Given instruction. How many lines in this data contain the string "name"? Reply with the number only.

[Dataset content start]

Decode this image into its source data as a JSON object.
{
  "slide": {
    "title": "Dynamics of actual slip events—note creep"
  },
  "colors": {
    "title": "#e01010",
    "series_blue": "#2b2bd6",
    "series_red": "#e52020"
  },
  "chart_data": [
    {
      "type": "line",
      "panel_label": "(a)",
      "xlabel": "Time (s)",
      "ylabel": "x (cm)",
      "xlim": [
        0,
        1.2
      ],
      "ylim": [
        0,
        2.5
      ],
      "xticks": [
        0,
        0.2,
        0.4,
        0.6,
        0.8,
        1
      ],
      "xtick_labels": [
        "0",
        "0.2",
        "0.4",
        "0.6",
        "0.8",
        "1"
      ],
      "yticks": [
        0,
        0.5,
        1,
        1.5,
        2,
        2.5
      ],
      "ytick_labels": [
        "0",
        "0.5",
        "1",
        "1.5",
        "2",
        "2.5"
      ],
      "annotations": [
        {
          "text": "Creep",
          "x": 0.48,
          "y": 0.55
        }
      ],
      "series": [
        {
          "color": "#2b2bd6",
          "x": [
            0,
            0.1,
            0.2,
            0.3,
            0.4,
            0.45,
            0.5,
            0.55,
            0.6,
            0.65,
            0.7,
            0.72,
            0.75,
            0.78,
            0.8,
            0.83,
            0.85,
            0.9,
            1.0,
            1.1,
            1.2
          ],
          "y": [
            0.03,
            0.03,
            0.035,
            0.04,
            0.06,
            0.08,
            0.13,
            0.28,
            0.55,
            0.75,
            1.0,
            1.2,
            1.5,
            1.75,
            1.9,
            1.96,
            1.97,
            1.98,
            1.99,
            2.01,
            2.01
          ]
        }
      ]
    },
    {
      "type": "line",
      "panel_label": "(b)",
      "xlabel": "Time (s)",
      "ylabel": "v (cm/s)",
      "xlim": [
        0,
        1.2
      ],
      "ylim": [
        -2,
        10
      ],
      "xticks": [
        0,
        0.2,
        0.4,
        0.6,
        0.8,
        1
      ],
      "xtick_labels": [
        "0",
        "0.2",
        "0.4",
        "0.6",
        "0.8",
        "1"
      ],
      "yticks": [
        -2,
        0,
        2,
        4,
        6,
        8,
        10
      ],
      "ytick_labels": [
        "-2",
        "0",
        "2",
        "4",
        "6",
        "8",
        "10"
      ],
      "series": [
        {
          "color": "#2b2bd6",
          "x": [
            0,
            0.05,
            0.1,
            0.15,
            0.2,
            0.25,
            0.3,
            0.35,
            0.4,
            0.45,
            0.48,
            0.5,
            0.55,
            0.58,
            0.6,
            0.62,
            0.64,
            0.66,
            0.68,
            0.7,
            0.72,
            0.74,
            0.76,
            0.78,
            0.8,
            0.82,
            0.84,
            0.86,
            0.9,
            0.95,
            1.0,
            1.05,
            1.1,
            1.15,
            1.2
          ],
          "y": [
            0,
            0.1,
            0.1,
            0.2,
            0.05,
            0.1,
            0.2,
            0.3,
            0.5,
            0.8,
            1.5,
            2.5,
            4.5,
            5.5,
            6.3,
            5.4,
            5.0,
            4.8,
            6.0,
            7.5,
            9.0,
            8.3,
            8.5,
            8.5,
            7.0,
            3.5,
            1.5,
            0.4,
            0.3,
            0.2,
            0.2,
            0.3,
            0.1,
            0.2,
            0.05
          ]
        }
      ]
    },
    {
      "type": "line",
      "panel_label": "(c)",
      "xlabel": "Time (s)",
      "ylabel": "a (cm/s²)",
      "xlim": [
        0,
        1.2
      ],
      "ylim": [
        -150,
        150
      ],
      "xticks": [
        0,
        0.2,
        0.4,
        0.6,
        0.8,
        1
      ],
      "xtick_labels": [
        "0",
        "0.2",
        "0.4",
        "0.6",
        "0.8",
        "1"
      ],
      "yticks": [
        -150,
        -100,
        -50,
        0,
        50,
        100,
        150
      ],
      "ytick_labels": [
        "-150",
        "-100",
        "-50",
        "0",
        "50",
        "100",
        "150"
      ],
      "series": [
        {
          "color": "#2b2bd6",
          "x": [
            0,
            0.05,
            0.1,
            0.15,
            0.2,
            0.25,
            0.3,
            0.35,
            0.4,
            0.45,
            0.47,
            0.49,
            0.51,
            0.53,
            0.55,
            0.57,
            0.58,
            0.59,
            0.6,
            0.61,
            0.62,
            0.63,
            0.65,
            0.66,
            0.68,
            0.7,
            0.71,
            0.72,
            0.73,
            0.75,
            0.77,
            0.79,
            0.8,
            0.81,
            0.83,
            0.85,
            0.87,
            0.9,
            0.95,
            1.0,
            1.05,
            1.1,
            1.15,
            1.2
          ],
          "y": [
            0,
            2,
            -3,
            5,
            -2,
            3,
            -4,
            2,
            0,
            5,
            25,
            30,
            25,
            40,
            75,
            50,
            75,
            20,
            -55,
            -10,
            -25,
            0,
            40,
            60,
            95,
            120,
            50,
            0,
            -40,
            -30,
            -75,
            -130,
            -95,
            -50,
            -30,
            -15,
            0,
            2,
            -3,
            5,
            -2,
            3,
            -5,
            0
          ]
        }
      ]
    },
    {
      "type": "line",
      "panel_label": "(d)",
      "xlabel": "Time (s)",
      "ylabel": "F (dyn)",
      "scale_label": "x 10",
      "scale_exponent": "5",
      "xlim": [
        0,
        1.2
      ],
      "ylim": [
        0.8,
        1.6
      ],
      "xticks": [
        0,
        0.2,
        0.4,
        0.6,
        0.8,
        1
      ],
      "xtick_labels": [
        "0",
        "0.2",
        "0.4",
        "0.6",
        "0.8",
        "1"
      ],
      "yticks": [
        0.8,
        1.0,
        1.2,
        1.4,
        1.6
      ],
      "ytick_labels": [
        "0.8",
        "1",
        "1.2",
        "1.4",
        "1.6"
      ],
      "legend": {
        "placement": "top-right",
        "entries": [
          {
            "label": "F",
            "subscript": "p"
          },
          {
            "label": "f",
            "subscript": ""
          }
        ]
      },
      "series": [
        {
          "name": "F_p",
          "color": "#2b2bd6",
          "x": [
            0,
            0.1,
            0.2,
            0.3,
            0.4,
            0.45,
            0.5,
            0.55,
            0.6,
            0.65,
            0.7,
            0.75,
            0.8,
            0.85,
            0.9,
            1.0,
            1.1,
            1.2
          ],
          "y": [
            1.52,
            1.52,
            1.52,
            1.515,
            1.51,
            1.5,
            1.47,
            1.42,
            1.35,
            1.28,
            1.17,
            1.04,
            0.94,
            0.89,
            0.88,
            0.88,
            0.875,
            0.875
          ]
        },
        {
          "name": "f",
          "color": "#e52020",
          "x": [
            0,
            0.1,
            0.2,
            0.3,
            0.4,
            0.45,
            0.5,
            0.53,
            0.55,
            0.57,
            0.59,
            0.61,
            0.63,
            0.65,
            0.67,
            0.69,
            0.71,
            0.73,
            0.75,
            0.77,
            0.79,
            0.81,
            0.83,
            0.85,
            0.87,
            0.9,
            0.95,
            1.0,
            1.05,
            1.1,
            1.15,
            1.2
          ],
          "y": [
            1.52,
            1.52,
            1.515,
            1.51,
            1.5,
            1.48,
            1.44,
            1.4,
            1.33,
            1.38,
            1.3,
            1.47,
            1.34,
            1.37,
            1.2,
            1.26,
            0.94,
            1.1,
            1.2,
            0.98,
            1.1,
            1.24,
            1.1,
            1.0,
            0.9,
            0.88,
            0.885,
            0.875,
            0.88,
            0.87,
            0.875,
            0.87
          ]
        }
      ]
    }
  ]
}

[Dataset content end]
[Dataset content start]

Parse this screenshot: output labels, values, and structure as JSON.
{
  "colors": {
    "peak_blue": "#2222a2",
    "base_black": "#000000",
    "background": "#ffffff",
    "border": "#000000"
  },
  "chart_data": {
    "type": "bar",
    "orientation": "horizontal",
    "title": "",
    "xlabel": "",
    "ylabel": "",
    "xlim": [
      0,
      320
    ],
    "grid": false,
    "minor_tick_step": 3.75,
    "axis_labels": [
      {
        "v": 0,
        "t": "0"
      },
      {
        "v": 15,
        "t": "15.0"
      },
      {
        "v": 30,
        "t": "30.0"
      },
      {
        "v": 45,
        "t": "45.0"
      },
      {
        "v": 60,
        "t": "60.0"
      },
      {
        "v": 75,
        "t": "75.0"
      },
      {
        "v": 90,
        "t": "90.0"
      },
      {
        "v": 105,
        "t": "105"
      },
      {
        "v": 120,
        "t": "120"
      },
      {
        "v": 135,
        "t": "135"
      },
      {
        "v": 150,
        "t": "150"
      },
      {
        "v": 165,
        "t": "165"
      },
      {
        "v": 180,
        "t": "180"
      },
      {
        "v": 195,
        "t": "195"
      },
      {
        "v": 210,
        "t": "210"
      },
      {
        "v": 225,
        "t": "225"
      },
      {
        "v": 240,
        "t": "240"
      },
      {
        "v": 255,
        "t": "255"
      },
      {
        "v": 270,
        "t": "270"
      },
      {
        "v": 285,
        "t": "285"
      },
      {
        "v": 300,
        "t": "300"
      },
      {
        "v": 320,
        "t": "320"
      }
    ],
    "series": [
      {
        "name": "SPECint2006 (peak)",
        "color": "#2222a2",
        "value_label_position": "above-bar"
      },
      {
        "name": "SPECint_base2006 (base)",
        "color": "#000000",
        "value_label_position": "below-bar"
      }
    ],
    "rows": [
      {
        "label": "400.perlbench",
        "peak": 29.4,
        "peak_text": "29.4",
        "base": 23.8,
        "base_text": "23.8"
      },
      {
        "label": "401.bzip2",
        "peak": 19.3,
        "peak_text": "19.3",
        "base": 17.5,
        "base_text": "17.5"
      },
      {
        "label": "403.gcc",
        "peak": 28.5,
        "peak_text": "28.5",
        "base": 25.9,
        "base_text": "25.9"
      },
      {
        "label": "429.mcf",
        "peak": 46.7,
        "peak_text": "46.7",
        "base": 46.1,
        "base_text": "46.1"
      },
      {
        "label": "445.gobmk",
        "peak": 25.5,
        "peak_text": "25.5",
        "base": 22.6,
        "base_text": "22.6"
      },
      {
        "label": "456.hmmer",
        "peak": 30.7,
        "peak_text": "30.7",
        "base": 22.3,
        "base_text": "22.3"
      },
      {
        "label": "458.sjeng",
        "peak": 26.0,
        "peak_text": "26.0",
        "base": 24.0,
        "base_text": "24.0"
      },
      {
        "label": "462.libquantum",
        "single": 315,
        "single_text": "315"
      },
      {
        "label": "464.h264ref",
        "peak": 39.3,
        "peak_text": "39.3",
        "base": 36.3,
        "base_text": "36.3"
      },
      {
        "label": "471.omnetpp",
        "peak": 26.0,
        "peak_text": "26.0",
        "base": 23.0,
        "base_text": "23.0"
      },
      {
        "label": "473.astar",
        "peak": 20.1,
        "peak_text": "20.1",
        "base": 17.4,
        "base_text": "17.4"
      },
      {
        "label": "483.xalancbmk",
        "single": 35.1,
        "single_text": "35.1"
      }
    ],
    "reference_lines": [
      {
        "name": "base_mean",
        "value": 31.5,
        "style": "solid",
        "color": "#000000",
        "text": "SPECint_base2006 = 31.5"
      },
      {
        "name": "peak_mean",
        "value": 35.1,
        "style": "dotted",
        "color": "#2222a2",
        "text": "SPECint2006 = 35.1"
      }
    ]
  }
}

[Dataset content end]

Completed task. 6